__Data for this task__
>>>>>
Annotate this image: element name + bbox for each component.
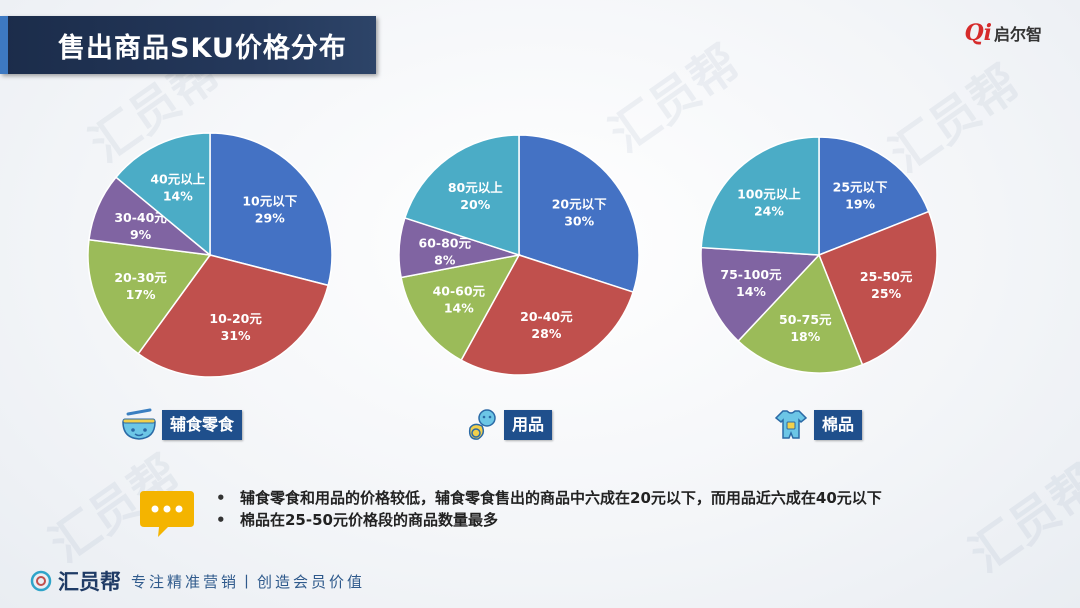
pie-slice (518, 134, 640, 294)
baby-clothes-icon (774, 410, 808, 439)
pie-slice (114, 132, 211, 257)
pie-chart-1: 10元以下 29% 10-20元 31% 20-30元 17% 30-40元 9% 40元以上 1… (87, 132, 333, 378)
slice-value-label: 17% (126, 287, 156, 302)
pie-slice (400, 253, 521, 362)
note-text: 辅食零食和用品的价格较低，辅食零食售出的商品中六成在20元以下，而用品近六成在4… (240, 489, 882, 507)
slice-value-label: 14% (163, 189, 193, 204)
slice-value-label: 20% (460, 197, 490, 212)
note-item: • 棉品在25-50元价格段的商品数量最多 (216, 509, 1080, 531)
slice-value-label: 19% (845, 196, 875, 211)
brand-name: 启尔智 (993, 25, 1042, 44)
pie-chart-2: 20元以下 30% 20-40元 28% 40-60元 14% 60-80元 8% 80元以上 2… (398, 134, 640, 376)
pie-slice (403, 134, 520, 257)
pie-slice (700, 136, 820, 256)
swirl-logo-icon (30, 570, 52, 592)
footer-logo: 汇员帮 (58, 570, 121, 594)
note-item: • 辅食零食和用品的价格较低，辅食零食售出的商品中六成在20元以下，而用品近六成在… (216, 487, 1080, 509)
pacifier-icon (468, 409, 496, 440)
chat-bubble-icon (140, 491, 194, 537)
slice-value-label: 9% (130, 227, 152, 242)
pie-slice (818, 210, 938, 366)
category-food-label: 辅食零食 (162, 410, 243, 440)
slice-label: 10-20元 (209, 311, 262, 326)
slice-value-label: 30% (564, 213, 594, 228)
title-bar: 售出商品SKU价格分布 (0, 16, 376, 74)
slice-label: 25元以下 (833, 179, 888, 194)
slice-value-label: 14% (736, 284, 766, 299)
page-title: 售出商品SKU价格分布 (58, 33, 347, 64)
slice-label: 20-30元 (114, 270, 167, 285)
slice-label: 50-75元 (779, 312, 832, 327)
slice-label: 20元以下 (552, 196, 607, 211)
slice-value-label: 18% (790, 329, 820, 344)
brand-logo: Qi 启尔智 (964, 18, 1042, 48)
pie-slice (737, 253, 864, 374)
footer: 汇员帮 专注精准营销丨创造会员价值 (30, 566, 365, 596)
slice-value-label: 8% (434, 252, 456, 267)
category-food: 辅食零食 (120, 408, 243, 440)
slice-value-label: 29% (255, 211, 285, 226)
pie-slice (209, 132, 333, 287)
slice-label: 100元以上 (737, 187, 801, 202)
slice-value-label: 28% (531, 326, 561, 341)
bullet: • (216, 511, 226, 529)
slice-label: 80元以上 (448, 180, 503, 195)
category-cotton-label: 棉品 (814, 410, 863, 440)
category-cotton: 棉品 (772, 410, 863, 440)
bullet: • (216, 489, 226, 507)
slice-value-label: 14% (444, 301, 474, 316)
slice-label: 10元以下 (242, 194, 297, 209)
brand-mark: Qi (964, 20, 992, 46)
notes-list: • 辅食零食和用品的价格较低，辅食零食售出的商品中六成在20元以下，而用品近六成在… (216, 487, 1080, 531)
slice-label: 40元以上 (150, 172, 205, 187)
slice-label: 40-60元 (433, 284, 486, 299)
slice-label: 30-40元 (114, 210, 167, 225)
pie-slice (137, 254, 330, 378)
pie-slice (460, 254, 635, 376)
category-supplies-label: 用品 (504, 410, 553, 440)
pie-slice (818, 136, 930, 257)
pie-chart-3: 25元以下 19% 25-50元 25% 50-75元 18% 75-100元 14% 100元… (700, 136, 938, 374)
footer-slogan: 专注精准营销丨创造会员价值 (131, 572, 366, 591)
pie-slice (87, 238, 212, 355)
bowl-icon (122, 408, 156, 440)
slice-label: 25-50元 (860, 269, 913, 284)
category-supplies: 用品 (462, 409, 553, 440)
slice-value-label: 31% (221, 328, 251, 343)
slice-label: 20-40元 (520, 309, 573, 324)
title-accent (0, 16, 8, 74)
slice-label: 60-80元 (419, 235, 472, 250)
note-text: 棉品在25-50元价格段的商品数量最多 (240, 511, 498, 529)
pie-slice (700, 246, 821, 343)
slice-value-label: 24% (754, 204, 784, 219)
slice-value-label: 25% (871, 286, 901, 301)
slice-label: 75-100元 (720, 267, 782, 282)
<<<<<
>>>>>
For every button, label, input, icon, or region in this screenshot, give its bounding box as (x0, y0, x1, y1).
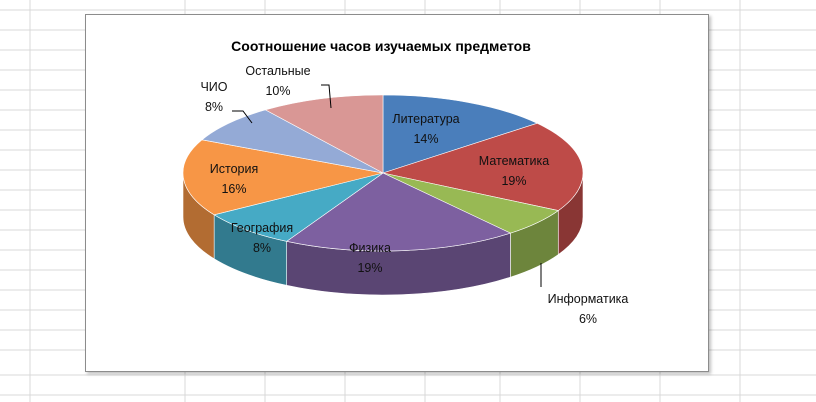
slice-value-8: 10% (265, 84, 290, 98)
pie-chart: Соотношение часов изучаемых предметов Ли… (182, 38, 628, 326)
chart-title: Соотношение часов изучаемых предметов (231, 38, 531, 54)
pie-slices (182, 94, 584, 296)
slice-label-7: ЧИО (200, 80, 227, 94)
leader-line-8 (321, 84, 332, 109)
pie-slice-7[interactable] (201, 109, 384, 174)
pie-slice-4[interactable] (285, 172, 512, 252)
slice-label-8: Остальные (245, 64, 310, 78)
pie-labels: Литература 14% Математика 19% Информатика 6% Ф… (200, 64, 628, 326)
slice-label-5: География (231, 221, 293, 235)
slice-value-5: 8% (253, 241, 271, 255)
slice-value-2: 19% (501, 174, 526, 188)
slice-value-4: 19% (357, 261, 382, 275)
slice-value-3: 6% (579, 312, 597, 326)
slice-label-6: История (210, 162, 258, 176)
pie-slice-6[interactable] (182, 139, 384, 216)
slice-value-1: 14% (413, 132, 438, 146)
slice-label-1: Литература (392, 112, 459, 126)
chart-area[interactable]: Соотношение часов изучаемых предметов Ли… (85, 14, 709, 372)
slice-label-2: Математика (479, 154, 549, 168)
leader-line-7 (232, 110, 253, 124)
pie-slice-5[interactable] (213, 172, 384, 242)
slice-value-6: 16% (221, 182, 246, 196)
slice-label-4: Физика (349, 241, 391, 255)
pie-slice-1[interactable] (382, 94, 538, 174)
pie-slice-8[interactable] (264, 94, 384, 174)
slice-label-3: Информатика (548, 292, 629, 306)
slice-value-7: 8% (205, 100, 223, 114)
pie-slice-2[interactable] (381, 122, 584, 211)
<<<<<
>>>>>
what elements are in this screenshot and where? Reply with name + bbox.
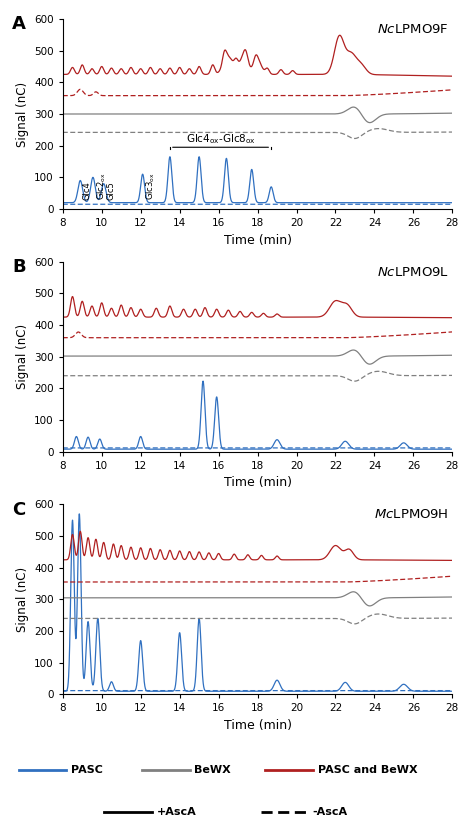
<<<<<
__Requirements__
Reproduce, word for word, the part of the data above that opens with the line containing "For every button, label, input, icon, or" and closes with the line containing "pie-slice-2[interactable] (381, 122, 584, 211)", omitting the pictures.

__Task result__
For every button, label, input, icon, or region in this screenshot, give its bounding box as (x0, y0, x1, y1).
slice-value-8: 10% (265, 84, 290, 98)
pie-chart: Соотношение часов изучаемых предметов Ли… (182, 38, 628, 326)
chart-title: Соотношение часов изучаемых предметов (231, 38, 531, 54)
pie-slices (182, 94, 584, 296)
slice-label-7: ЧИО (200, 80, 227, 94)
leader-line-8 (321, 84, 332, 109)
pie-slice-7[interactable] (201, 109, 384, 174)
pie-slice-4[interactable] (285, 172, 512, 252)
slice-label-8: Остальные (245, 64, 310, 78)
pie-labels: Литература 14% Математика 19% Информатика 6% Ф… (200, 64, 628, 326)
slice-label-5: География (231, 221, 293, 235)
slice-value-5: 8% (253, 241, 271, 255)
slice-value-2: 19% (501, 174, 526, 188)
slice-value-4: 19% (357, 261, 382, 275)
slice-value-3: 6% (579, 312, 597, 326)
slice-label-6: История (210, 162, 258, 176)
pie-slice-6[interactable] (182, 139, 384, 216)
slice-value-1: 14% (413, 132, 438, 146)
slice-label-1: Литература (392, 112, 459, 126)
chart-area[interactable]: Соотношение часов изучаемых предметов Ли… (85, 14, 709, 372)
slice-label-2: Математика (479, 154, 549, 168)
leader-line-7 (232, 110, 253, 124)
pie-slice-5[interactable] (213, 172, 384, 242)
slice-value-6: 16% (221, 182, 246, 196)
slice-label-4: Физика (349, 241, 391, 255)
pie-slice-1[interactable] (382, 94, 538, 174)
pie-slice-8[interactable] (264, 94, 384, 174)
slice-label-3: Информатика (548, 292, 629, 306)
slice-value-7: 8% (205, 100, 223, 114)
pie-slice-2[interactable] (381, 122, 584, 211)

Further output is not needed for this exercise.